• REQUIREMENT
Give back the records below exactly, every one, with no pictures.

• RECORDS SUPPLIED
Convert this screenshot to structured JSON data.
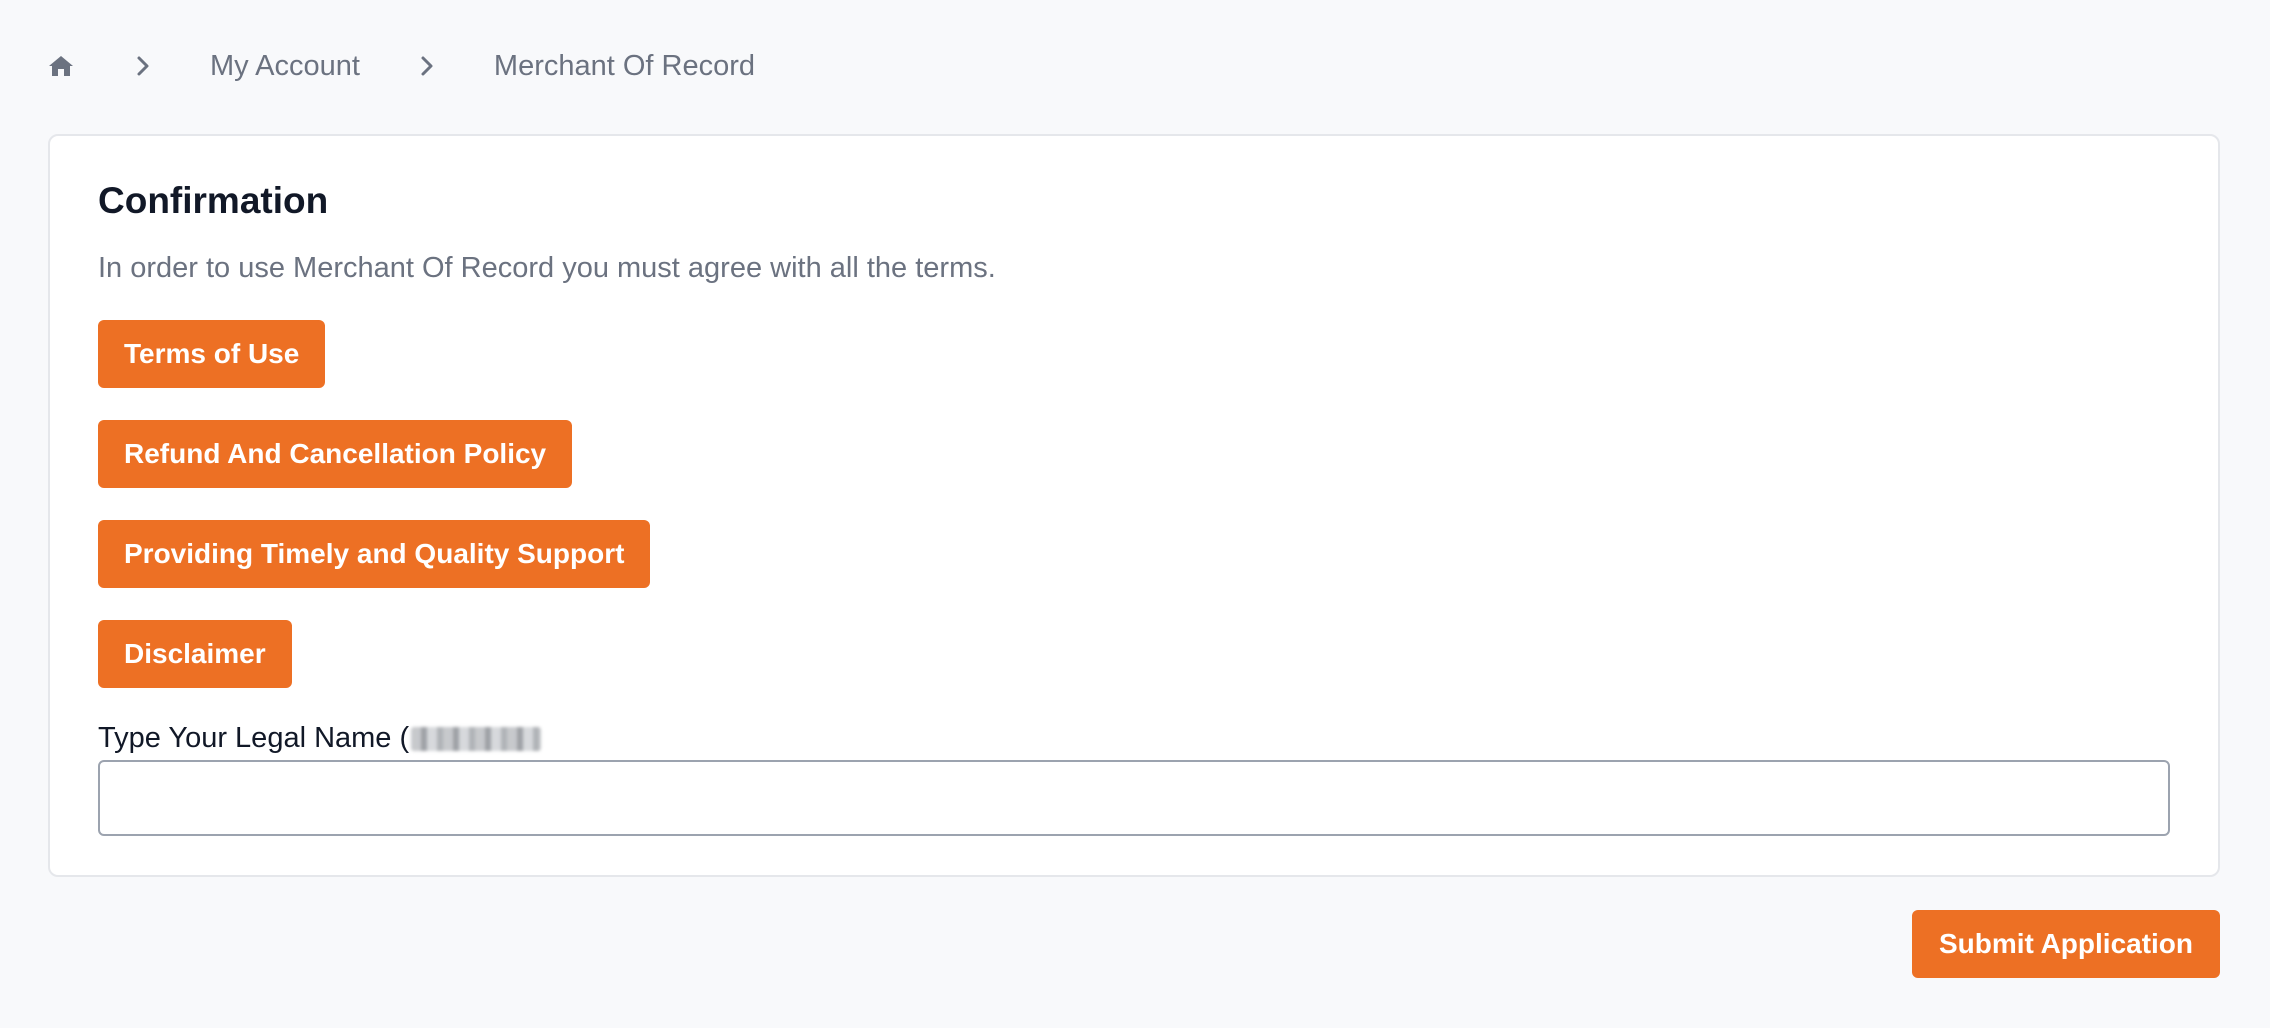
{
  "breadcrumb": {
    "home_icon": "home-icon",
    "separator_icon": "chevron-right-icon",
    "items": [
      {
        "label": "My Account"
      },
      {
        "label": "Merchant Of Record"
      }
    ]
  },
  "card": {
    "title": "Confirmation",
    "description": "In order to use Merchant Of Record you must agree with all the terms.",
    "terms_buttons": [
      {
        "label": "Terms of Use"
      },
      {
        "label": "Refund And Cancellation Policy"
      },
      {
        "label": "Providing Timely and Quality Support"
      },
      {
        "label": "Disclaimer"
      }
    ],
    "legal_name": {
      "label": "Type Your Legal Name (",
      "value": "",
      "placeholder": ""
    }
  },
  "submit": {
    "label": "Submit Application"
  },
  "colors": {
    "accent": "#ed7024",
    "background": "#f8f9fb",
    "muted_text": "#6b7280",
    "heading_text": "#111827"
  }
}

• THE SOLUTION
Convert this screenshot to structured JSON data.
{
  "breadcrumb": {
    "home_icon": "home-icon",
    "separator_icon": "chevron-right-icon",
    "items": [
      {
        "label": "My Account"
      },
      {
        "label": "Merchant Of Record"
      }
    ]
  },
  "card": {
    "title": "Confirmation",
    "description": "In order to use Merchant Of Record you must agree with all the terms.",
    "terms_buttons": [
      {
        "label": "Terms of Use"
      },
      {
        "label": "Refund And Cancellation Policy"
      },
      {
        "label": "Providing Timely and Quality Support"
      },
      {
        "label": "Disclaimer"
      }
    ],
    "legal_name": {
      "label": "Type Your Legal Name (",
      "value": "",
      "placeholder": ""
    }
  },
  "submit": {
    "label": "Submit Application"
  },
  "colors": {
    "accent": "#ed7024",
    "background": "#f8f9fb",
    "muted_text": "#6b7280",
    "heading_text": "#111827"
  }
}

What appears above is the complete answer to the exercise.